__Exercise prompt__
Across the entries below, how many lines contain the string "type"? Give only the count.

[Entries from a visual dataset]
☆ ☆ ☆ ☆
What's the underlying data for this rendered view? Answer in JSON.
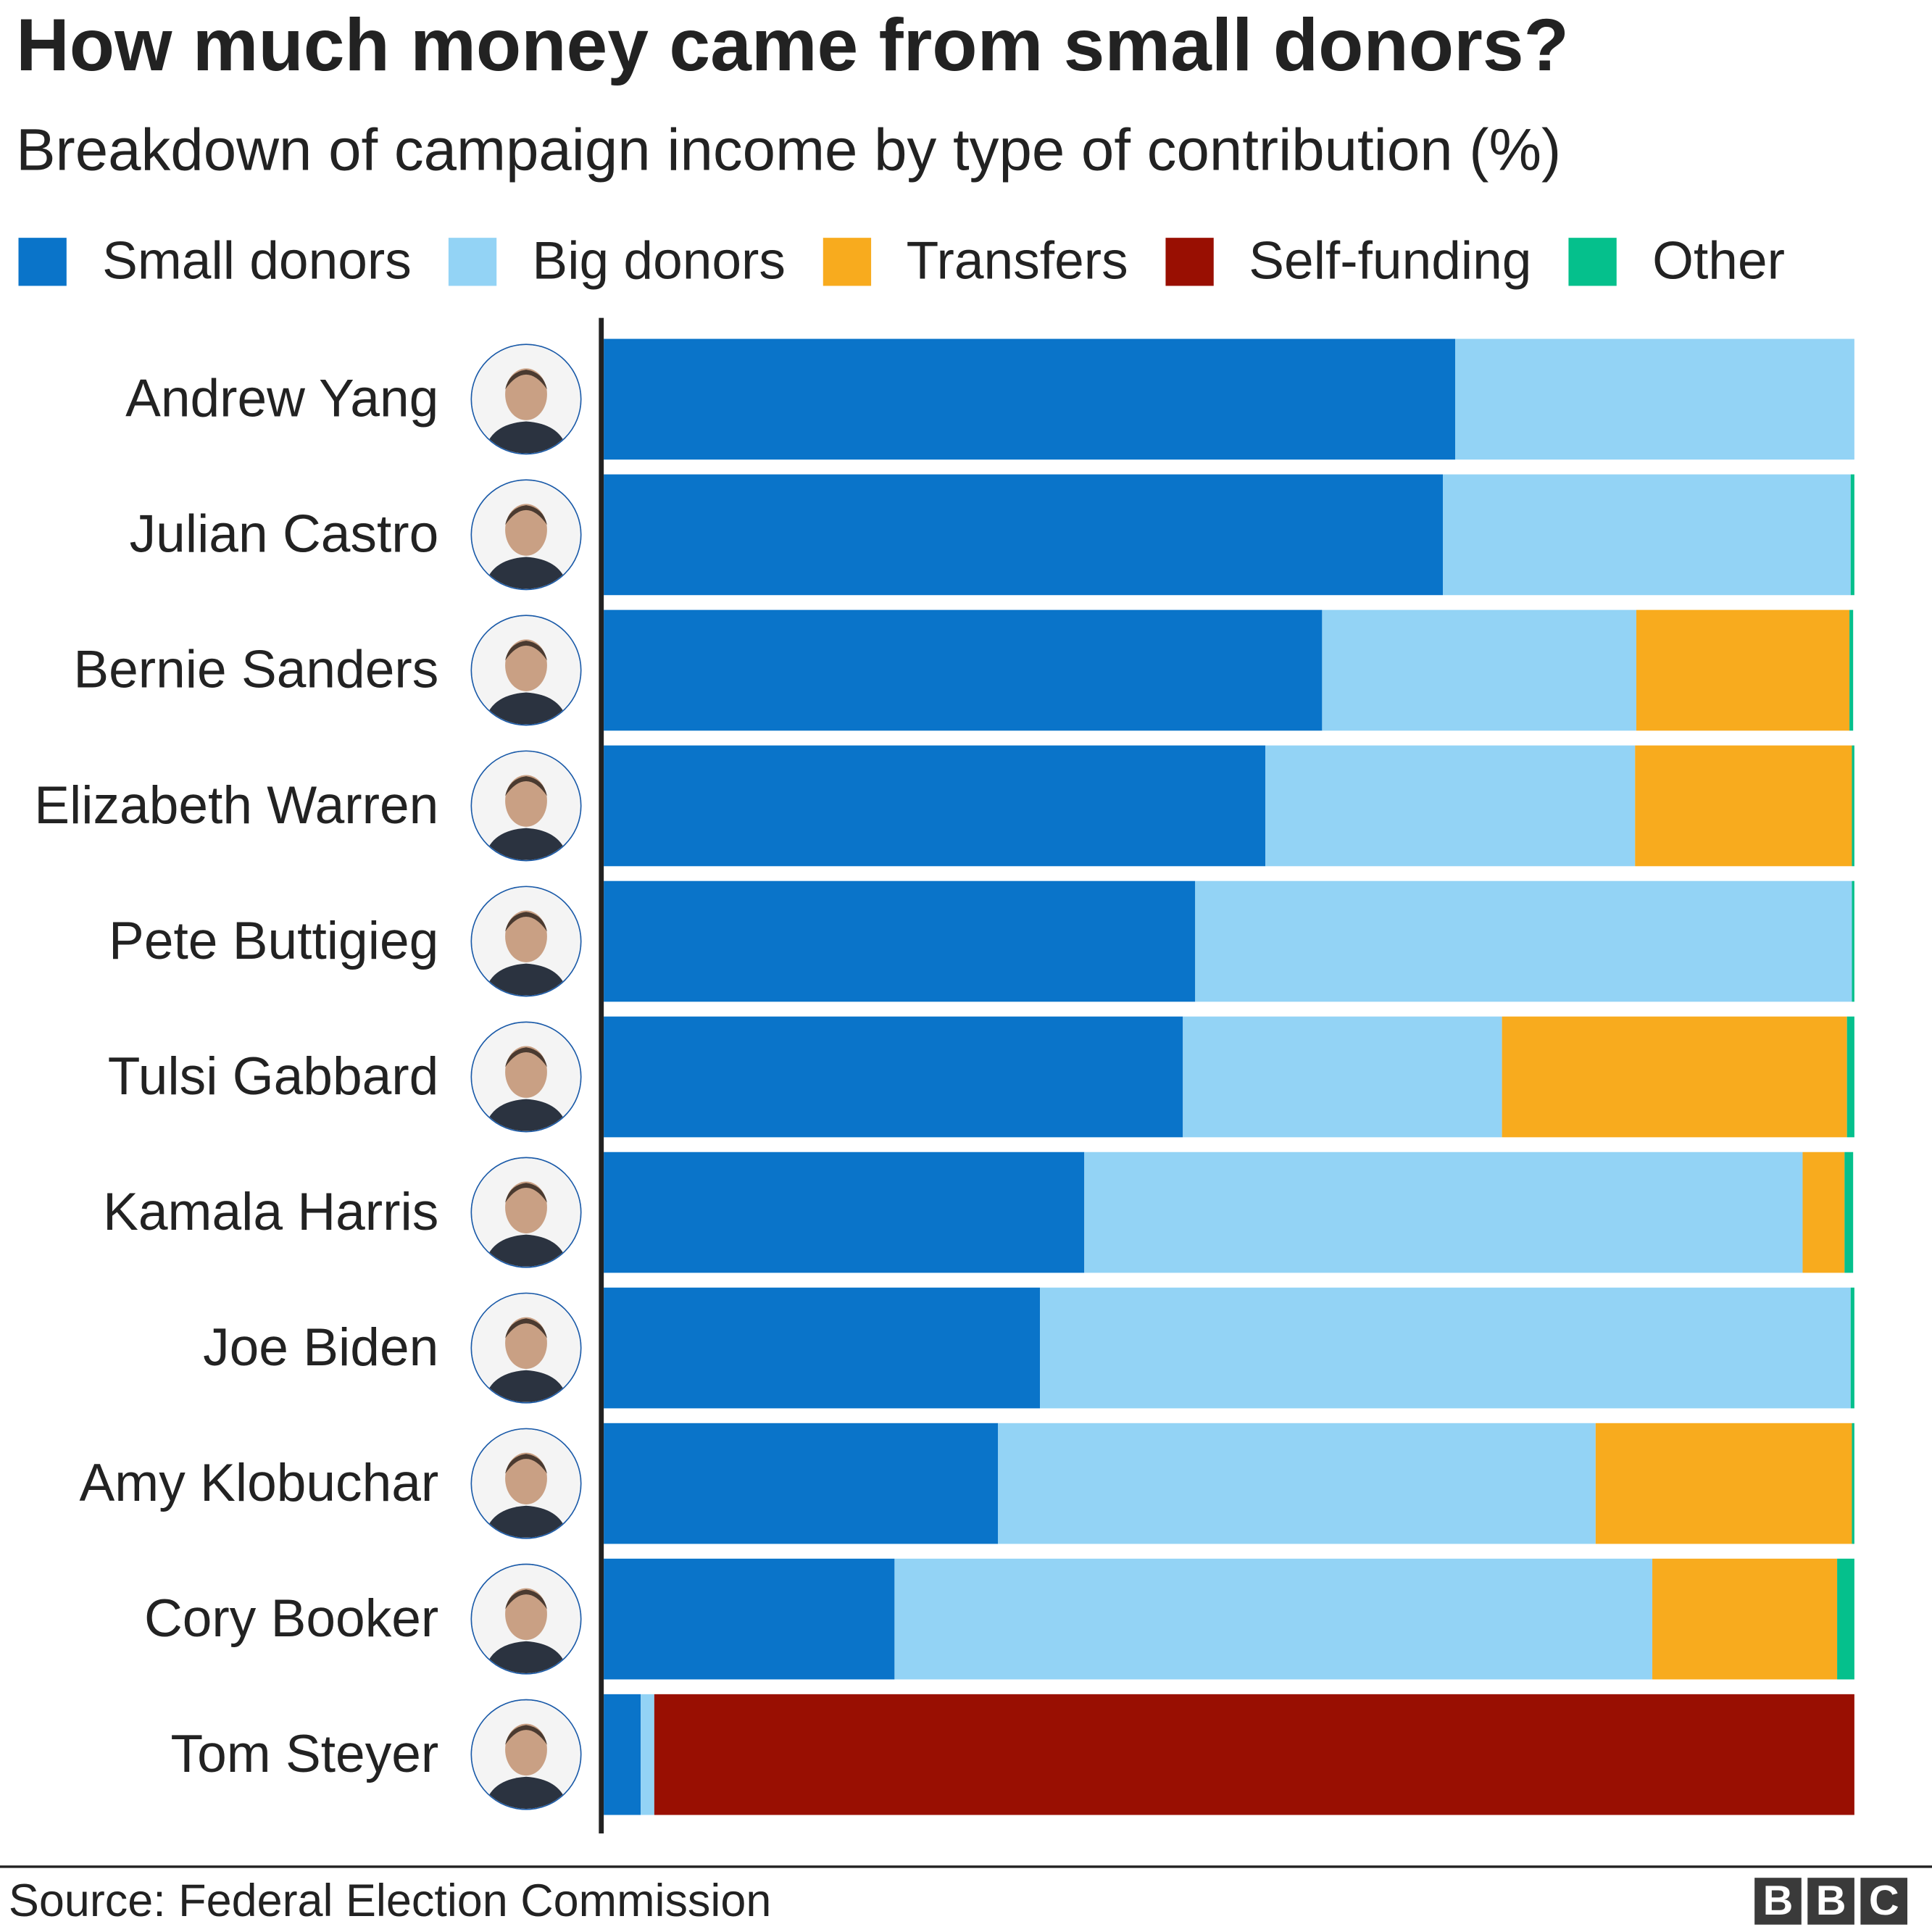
{
  "title": "How much money came from small donors?",
  "subtitle": "Breakdown of campaign income by type of contribution (%)",
  "source": "Source: Federal Election Commission",
  "logo": "BBC",
  "chart_data": {
    "type": "bar",
    "orientation": "horizontal",
    "stacked": true,
    "xlim": [
      0,
      100
    ],
    "legend_position": "top",
    "categories": [
      "Andrew Yang",
      "Julian Castro",
      "Bernie Sanders",
      "Elizabeth Warren",
      "Pete Buttigieg",
      "Tulsi Gabbard",
      "Kamala Harris",
      "Joe Biden",
      "Amy Klobuchar",
      "Cory Booker",
      "Tom Steyer"
    ],
    "series": [
      {
        "name": "Small donors",
        "color": "#0a74c9",
        "values": [
          68.1,
          67.1,
          57.4,
          52.9,
          47.3,
          46.3,
          38.4,
          34.9,
          31.5,
          23.3,
          3.0
        ]
      },
      {
        "name": "Big donors",
        "color": "#93d3f5",
        "values": [
          31.9,
          32.6,
          25.2,
          29.6,
          52.5,
          25.5,
          57.5,
          64.8,
          47.8,
          60.6,
          1.0
        ]
      },
      {
        "name": "Transfers",
        "color": "#f8ab1e",
        "values": [
          0,
          0,
          17.0,
          17.3,
          0,
          27.6,
          3.3,
          0,
          20.5,
          14.8,
          0
        ]
      },
      {
        "name": "Self-funding",
        "color": "#990f02",
        "values": [
          0,
          0,
          0,
          0,
          0,
          0,
          0,
          0,
          0,
          0,
          96.0
        ]
      },
      {
        "name": "Other",
        "color": "#05c08c",
        "values": [
          0,
          0.3,
          0.3,
          0.2,
          0.2,
          0.6,
          0.7,
          0.3,
          0.2,
          1.4,
          0
        ]
      }
    ]
  }
}
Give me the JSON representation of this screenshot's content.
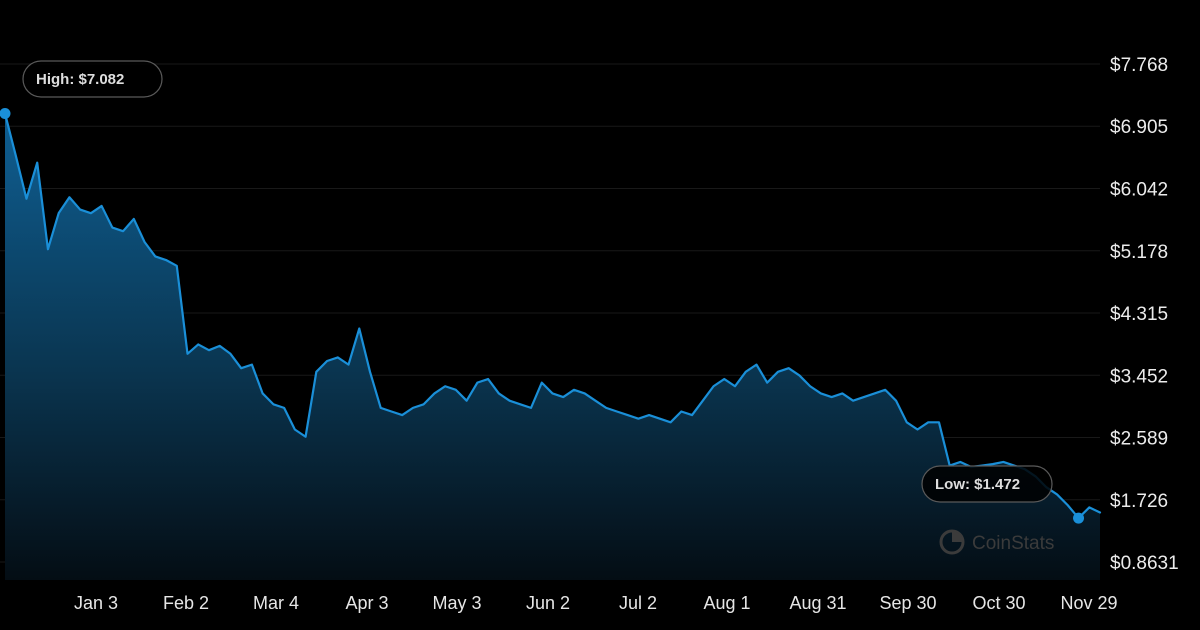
{
  "chart_data": {
    "type": "area",
    "title": "",
    "xlabel": "",
    "ylabel": "",
    "x_ticks": [
      "Jan 3",
      "Feb 2",
      "Mar 4",
      "Apr 3",
      "May 3",
      "Jun 2",
      "Jul 2",
      "Aug 1",
      "Aug 31",
      "Sep 30",
      "Oct 30",
      "Nov 29"
    ],
    "y_ticks": [
      "$7.768",
      "$6.905",
      "$6.042",
      "$5.178",
      "$4.315",
      "$3.452",
      "$2.589",
      "$1.726",
      "$0.8631"
    ],
    "ylim": [
      0.8631,
      7.768
    ],
    "grid": true,
    "series": [
      {
        "x_start": "Dec 30",
        "step_days": 3,
        "values": [
          7.082,
          6.5,
          5.9,
          6.4,
          5.2,
          5.7,
          5.92,
          5.75,
          5.7,
          5.8,
          5.5,
          5.45,
          5.62,
          5.3,
          5.1,
          5.05,
          4.97,
          3.75,
          3.88,
          3.8,
          3.86,
          3.75,
          3.55,
          3.6,
          3.2,
          3.05,
          3.0,
          2.7,
          2.6,
          3.5,
          3.65,
          3.7,
          3.6,
          4.1,
          3.5,
          3.0,
          2.95,
          2.9,
          3.0,
          3.05,
          3.2,
          3.3,
          3.25,
          3.1,
          3.35,
          3.4,
          3.2,
          3.1,
          3.05,
          3.0,
          3.35,
          3.2,
          3.15,
          3.25,
          3.2,
          3.1,
          3.0,
          2.95,
          2.9,
          2.85,
          2.9,
          2.85,
          2.8,
          2.95,
          2.9,
          3.1,
          3.3,
          3.4,
          3.3,
          3.5,
          3.6,
          3.35,
          3.5,
          3.55,
          3.45,
          3.3,
          3.2,
          3.15,
          3.2,
          3.1,
          3.15,
          3.2,
          3.25,
          3.1,
          2.8,
          2.7,
          2.8,
          2.8,
          2.2,
          2.25,
          2.18,
          2.2,
          2.22,
          2.25,
          2.2,
          2.15,
          2.05,
          1.9,
          1.8,
          1.65,
          1.472,
          1.62,
          1.55
        ]
      }
    ],
    "high": {
      "label": "High: $7.082",
      "value": 7.082
    },
    "low": {
      "label": "Low: $1.472",
      "value": 1.472
    },
    "watermark": "CoinStats",
    "colors": {
      "background": "#000000",
      "line": "#1a8fd8",
      "fill_top": "#0f5f93",
      "fill_bottom": "#040d14",
      "grid": "#191919",
      "callout_border": "#5a5a5a",
      "marker": "#1a8fd8"
    }
  }
}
☆ ☆ ☆ ☆
__Solution to the problem__
3